PROVIDED RECORDS:
:::

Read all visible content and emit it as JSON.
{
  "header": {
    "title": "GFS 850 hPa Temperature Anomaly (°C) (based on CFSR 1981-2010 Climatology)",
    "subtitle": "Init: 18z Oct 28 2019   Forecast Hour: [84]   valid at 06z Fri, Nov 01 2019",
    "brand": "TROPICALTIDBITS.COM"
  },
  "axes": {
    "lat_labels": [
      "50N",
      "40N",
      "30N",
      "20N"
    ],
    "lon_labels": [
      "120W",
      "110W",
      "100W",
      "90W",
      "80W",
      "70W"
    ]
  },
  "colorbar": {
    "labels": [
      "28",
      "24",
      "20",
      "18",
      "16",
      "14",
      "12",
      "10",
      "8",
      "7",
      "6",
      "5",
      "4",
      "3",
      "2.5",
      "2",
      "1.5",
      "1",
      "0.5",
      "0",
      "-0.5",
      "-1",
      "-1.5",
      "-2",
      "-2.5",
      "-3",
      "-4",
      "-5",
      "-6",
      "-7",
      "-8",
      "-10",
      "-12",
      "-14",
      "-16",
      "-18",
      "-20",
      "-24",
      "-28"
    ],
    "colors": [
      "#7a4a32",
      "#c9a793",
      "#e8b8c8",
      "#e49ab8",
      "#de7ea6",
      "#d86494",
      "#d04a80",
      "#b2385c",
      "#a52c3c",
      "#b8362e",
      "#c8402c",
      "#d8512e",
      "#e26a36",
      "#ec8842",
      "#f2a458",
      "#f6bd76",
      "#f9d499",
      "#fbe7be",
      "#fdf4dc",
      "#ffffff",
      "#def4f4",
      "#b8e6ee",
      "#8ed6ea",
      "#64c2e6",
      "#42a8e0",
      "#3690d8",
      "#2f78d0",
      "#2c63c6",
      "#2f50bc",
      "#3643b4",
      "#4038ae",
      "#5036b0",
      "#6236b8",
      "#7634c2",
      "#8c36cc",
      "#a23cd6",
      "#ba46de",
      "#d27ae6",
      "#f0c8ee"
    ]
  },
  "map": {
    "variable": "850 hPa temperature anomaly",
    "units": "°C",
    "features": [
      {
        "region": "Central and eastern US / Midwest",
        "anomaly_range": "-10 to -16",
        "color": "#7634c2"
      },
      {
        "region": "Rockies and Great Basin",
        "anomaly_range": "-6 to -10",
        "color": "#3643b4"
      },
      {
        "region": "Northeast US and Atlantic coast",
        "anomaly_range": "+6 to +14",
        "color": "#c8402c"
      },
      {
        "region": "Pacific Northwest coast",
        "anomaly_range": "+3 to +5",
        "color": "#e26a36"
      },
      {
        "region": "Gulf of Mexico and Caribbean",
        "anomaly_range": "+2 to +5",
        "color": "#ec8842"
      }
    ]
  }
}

:::

WRITTEN PROBLEM: Find the lines above that include the string "coast" and copy them.

RESPONSE:
        "region": "Northeast US and Atlantic coast",
        "region": "Pacific Northwest coast",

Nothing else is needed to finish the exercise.